--- Start AVAILABLE RECORDS ---

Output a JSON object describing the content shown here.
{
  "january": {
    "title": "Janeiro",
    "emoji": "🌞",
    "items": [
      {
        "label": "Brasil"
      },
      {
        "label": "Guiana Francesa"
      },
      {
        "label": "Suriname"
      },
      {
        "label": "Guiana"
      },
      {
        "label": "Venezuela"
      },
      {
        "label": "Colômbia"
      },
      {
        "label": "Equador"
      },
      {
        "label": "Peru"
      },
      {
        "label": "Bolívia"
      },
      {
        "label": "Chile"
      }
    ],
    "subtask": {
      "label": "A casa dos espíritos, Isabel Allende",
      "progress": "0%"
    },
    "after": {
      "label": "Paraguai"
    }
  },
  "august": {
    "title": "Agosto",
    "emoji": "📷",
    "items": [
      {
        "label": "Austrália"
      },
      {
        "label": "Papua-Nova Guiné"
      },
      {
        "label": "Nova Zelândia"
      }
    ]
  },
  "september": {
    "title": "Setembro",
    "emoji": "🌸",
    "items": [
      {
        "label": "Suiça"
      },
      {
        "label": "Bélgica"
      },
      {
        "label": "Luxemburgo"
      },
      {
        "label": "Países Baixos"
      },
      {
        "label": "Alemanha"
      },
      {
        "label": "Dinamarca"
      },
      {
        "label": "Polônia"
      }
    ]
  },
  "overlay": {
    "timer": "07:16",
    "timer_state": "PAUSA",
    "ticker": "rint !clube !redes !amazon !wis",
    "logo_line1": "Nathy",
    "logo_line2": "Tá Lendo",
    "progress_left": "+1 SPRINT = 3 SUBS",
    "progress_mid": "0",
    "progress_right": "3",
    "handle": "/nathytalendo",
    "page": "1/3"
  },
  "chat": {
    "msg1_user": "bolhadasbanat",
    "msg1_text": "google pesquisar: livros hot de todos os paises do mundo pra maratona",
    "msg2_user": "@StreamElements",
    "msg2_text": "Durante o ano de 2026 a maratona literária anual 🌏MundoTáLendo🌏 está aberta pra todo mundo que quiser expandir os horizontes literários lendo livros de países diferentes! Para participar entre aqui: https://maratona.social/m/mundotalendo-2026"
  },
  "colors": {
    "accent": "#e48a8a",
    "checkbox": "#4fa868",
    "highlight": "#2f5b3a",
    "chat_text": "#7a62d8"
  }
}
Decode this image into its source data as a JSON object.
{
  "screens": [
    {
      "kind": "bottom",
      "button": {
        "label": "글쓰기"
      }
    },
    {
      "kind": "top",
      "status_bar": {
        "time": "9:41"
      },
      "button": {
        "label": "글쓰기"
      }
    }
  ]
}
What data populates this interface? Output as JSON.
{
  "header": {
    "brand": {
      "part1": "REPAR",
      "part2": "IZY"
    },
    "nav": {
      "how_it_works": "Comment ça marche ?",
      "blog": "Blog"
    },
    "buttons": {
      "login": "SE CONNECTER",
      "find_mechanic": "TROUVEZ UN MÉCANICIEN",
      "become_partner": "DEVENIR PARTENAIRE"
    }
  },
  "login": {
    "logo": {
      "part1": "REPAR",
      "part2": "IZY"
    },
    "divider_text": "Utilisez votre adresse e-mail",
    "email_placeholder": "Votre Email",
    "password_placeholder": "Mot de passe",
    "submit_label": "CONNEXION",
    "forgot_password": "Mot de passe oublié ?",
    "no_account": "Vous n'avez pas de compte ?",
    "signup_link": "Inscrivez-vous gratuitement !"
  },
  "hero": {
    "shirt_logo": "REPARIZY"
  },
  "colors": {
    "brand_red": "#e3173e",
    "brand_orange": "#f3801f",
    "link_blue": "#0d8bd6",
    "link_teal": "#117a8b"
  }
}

--- End AVAILABLE RECORDS ---

**EXERCISE:** Search the lines for the string "data" and copy every line that has it.

**SOLUTION TO THE EXERCISE:**
Decode this image into its source data as a JSON object.
What data populates this interface? Output as JSON.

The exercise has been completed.